• DATASET EXTRACT:
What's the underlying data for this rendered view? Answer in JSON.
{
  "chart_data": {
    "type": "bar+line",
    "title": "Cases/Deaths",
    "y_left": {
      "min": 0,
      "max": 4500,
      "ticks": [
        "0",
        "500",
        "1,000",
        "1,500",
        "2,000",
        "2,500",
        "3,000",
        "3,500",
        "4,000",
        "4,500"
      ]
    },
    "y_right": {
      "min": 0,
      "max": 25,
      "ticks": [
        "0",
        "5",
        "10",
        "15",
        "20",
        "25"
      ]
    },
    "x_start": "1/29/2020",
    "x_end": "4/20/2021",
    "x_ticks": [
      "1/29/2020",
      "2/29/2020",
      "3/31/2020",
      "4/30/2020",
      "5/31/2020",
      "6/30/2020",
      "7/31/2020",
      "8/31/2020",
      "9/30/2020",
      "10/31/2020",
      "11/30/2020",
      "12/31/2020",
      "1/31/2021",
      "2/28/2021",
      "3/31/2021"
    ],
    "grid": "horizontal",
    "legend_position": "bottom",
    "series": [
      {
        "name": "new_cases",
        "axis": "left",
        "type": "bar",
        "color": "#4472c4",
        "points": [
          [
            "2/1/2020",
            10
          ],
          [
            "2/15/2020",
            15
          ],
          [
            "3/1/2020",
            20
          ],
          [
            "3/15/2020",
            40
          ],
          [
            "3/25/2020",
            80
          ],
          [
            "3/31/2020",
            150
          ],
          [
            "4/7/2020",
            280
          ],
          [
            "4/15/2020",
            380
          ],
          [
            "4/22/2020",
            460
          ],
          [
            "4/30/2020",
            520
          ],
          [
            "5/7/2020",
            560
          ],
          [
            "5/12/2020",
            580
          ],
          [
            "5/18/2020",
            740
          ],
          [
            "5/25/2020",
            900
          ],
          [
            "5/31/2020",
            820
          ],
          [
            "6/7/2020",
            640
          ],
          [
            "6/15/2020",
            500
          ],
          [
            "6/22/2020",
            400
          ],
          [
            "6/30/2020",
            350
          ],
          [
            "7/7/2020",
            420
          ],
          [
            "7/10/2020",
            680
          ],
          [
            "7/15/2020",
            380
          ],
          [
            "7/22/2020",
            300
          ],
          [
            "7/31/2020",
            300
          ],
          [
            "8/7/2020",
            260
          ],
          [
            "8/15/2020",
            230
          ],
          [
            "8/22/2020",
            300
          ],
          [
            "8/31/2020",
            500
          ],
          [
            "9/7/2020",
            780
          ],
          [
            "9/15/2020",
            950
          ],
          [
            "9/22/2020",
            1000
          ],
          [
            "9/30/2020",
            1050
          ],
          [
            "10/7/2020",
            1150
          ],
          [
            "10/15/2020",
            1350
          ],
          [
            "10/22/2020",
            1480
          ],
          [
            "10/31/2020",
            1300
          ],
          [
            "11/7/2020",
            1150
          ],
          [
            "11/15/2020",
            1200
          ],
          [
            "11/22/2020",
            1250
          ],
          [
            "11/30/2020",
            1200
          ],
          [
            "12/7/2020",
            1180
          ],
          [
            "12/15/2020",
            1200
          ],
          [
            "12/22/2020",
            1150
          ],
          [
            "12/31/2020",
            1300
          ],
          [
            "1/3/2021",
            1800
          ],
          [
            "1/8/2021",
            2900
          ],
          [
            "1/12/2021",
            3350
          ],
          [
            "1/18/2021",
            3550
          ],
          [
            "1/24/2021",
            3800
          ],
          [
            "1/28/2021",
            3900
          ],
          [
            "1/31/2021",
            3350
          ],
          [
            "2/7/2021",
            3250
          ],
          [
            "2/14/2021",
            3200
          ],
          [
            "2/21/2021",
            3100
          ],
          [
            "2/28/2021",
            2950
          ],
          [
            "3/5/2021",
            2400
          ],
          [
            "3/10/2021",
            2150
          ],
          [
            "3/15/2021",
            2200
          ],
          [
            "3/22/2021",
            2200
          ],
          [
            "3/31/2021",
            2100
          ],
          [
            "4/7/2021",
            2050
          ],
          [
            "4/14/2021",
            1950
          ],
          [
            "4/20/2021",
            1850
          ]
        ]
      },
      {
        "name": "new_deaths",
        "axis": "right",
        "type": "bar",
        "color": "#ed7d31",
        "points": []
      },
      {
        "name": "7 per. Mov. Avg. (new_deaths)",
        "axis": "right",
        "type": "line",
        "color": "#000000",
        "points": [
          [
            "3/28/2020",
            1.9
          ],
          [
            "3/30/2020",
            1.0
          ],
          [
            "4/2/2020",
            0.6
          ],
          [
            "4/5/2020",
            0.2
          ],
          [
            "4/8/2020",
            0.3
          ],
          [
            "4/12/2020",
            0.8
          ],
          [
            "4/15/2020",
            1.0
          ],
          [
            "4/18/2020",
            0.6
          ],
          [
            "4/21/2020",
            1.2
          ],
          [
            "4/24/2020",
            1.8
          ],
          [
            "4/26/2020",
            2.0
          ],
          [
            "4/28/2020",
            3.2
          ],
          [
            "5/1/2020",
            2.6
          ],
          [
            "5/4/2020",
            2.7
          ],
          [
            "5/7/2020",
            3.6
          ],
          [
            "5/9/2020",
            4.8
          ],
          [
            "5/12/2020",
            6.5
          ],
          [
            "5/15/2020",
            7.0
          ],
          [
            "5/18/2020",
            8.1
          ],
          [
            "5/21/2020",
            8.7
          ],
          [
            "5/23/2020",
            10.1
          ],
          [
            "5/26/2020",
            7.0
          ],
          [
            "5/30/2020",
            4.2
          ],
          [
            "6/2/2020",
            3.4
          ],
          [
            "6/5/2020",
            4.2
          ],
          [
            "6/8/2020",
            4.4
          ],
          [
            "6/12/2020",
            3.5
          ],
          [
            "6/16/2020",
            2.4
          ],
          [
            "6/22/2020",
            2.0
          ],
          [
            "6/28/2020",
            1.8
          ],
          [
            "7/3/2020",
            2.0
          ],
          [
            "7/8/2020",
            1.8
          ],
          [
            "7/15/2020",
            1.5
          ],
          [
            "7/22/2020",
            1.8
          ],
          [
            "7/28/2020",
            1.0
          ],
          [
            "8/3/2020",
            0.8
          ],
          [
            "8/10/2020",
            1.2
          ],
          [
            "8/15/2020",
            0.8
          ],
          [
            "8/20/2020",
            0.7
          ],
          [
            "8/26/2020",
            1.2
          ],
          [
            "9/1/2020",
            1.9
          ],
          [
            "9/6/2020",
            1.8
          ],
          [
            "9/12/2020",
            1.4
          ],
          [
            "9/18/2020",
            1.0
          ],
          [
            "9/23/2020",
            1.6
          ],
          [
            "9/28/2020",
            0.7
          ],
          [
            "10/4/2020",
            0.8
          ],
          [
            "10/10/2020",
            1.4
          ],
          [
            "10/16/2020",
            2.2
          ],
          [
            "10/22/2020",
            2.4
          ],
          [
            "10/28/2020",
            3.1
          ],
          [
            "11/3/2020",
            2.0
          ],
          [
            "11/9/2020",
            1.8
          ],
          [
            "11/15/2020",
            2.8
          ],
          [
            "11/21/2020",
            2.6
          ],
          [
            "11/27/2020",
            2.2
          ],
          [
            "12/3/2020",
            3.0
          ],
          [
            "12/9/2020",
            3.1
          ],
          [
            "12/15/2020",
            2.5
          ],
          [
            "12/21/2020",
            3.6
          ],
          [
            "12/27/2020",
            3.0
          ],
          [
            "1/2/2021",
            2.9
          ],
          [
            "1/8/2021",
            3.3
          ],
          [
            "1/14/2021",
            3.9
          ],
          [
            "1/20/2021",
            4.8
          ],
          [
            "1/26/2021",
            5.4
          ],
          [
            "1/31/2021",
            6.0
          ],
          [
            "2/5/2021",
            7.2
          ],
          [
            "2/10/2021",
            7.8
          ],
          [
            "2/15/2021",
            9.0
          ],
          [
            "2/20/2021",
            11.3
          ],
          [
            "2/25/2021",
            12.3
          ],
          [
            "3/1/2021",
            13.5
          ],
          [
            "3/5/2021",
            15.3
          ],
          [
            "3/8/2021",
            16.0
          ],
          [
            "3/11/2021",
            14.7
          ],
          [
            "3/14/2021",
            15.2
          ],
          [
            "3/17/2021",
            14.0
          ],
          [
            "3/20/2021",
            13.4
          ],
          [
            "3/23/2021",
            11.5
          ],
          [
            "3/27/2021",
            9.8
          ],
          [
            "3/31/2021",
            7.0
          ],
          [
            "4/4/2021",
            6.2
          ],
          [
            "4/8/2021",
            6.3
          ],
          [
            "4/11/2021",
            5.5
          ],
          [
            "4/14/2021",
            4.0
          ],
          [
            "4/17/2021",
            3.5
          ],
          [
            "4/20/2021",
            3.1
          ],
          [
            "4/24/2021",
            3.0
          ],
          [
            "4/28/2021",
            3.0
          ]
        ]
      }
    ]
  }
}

• WHAT YOU WILL DO: Copy out all lines above that include the string "name".

• RESULT BELOW:
        "name": "new_cases",
        "name": "new_deaths",
        "name": "7 per. Mov. Avg. (new_deaths)",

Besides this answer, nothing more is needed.